- [DIRECTIONS FOR THIS TASK] Reproduce every line in the listing that contains the word "целой".
===
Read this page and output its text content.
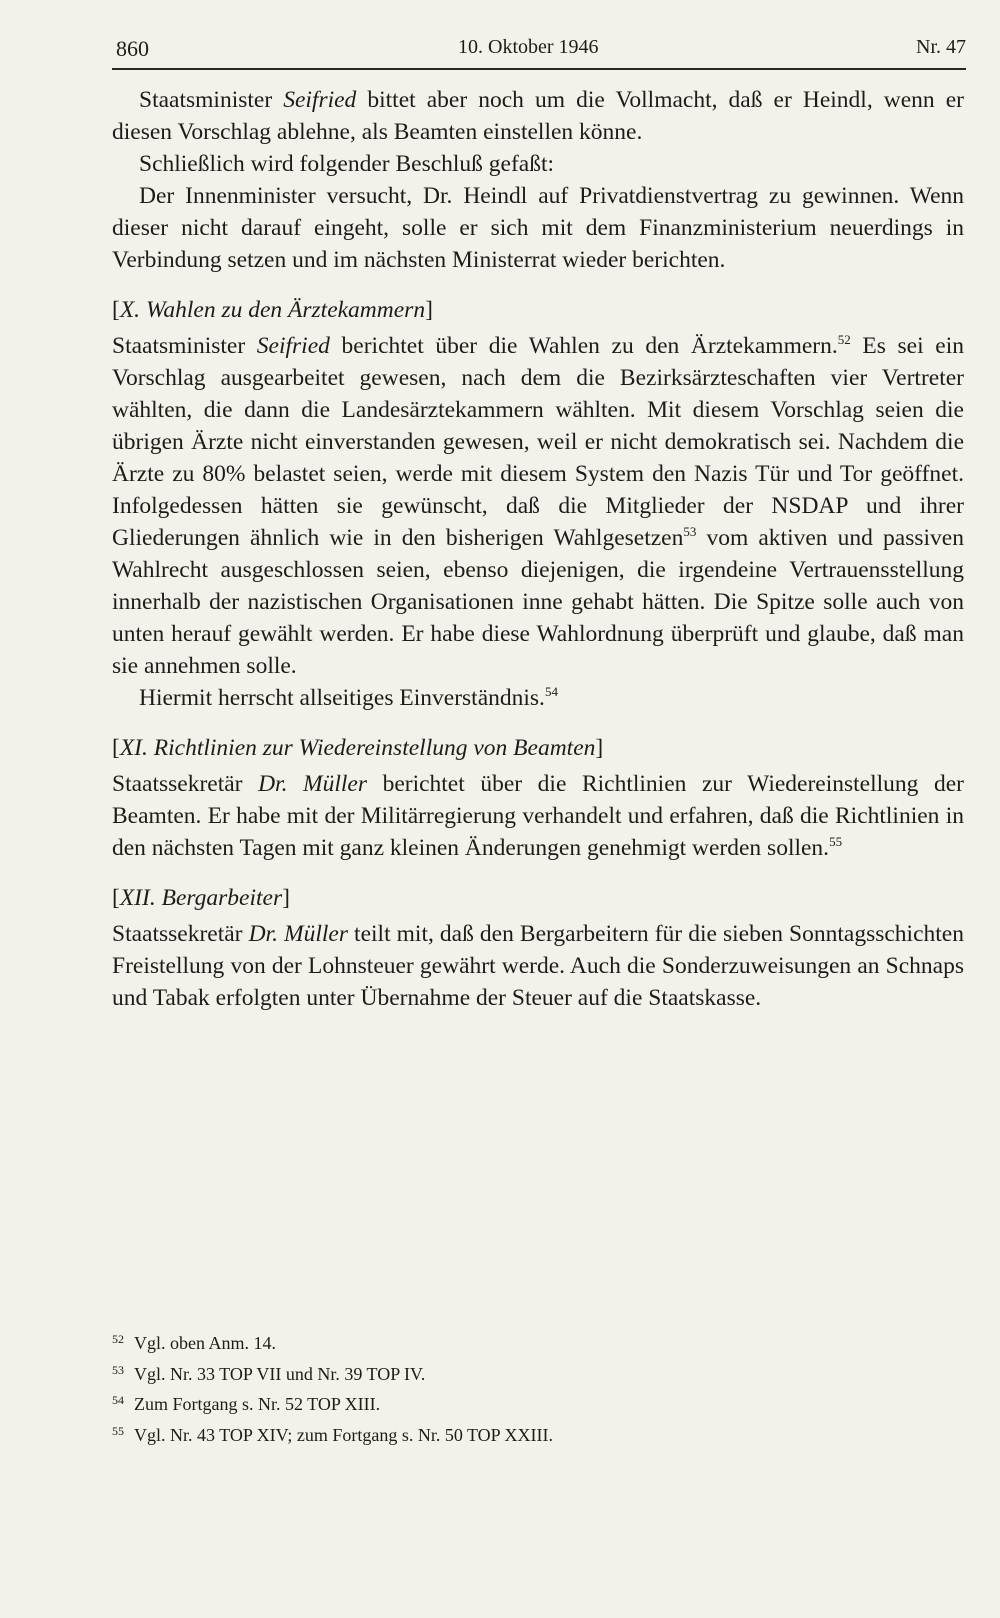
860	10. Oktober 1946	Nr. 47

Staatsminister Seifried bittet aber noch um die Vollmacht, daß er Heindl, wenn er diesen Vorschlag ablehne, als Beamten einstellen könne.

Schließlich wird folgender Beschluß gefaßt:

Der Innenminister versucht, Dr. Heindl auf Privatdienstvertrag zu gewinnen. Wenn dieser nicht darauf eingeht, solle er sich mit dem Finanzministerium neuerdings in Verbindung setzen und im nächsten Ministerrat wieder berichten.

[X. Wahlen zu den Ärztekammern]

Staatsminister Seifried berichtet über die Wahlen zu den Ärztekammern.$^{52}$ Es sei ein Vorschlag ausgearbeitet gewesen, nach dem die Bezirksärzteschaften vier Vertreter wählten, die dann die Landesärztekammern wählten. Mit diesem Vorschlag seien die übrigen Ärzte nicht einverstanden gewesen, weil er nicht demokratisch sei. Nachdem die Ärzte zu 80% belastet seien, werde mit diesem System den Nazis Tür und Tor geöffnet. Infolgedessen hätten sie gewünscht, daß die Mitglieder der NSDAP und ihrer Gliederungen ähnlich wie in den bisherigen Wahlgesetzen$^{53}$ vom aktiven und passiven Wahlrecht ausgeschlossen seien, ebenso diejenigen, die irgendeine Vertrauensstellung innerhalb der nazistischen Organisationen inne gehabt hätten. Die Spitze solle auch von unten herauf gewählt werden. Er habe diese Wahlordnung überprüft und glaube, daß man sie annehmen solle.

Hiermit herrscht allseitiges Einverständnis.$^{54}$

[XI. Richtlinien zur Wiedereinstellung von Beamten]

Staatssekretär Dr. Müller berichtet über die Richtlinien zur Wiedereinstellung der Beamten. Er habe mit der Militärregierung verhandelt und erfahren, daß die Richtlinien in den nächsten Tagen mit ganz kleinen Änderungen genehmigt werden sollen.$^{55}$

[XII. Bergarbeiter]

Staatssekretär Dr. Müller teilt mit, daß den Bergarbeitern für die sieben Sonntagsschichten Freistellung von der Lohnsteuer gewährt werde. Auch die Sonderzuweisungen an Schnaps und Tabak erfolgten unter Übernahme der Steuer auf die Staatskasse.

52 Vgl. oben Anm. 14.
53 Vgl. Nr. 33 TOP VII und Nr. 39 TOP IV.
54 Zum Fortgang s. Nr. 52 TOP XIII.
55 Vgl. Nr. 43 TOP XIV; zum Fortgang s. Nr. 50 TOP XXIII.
===
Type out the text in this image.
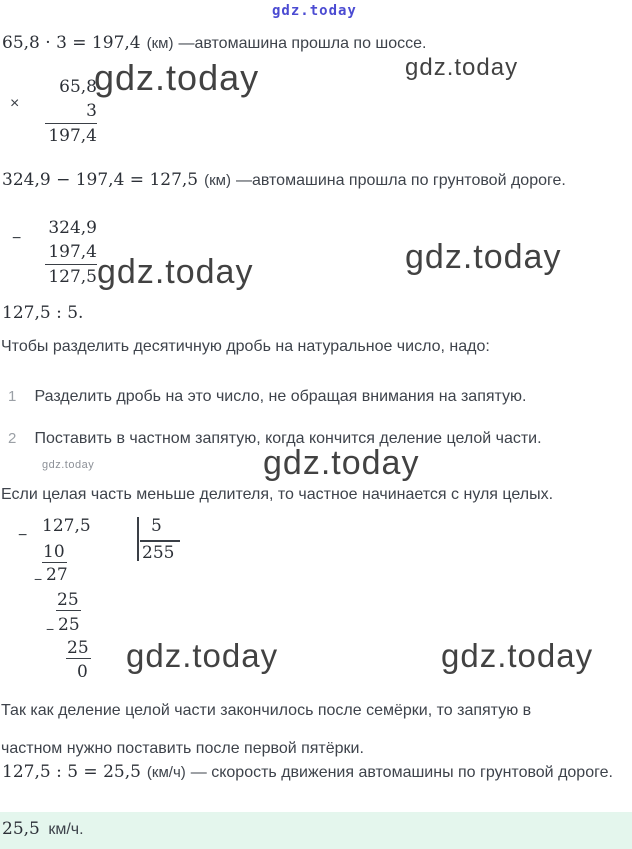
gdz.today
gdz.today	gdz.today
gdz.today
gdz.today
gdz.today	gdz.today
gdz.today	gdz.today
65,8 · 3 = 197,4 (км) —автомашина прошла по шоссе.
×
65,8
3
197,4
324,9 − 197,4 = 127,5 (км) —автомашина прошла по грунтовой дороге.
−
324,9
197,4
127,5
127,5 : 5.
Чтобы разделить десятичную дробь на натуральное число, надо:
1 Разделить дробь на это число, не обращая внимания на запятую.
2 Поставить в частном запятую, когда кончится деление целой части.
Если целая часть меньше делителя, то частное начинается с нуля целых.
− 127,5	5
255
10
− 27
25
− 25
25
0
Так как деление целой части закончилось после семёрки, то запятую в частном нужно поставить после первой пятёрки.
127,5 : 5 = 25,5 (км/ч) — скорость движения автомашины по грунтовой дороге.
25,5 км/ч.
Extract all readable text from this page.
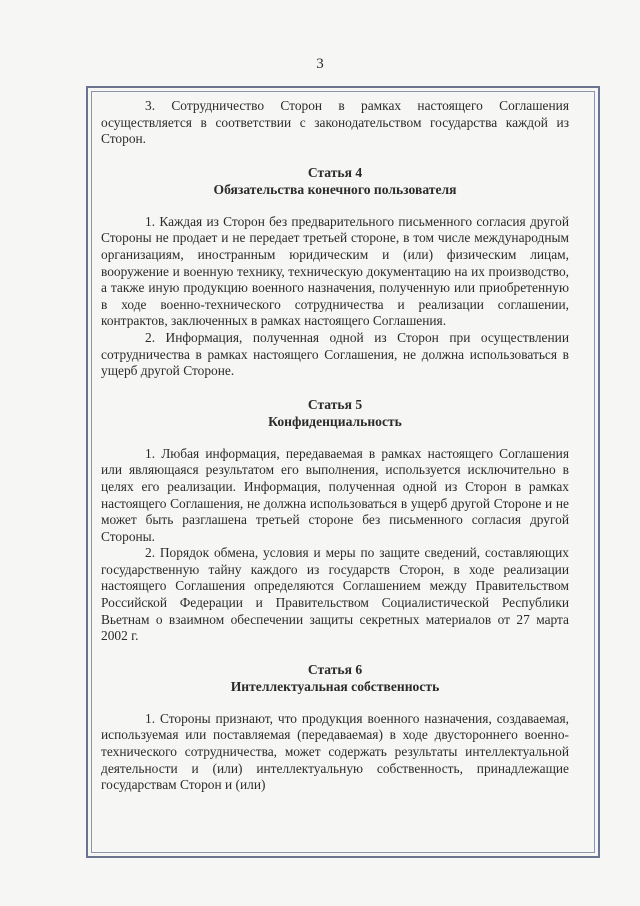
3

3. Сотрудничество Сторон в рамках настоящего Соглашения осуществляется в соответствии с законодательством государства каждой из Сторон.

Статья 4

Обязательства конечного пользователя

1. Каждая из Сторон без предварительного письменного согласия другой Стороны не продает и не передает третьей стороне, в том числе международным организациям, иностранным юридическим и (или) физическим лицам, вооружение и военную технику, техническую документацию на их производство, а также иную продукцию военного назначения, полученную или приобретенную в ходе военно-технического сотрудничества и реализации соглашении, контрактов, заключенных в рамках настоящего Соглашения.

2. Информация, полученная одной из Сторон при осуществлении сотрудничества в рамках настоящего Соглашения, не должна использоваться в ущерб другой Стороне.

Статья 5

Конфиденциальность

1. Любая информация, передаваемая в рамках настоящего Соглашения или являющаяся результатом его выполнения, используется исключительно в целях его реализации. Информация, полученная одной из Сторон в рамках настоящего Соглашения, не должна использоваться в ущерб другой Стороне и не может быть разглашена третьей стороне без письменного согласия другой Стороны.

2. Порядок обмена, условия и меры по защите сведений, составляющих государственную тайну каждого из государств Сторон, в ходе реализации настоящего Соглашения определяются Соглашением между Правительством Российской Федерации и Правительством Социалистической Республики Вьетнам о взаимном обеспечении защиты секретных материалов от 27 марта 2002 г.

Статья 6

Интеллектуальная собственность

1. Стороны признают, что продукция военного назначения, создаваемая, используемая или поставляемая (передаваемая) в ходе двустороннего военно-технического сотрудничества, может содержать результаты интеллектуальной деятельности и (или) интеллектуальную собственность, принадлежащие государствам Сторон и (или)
===
- [REPLY]
2 Поставить в частном запятую, когда кончится деление целой части.
Так как деление целой части закончилось после семёрки, то запятую в частном нужно поставить после первой пятёрки.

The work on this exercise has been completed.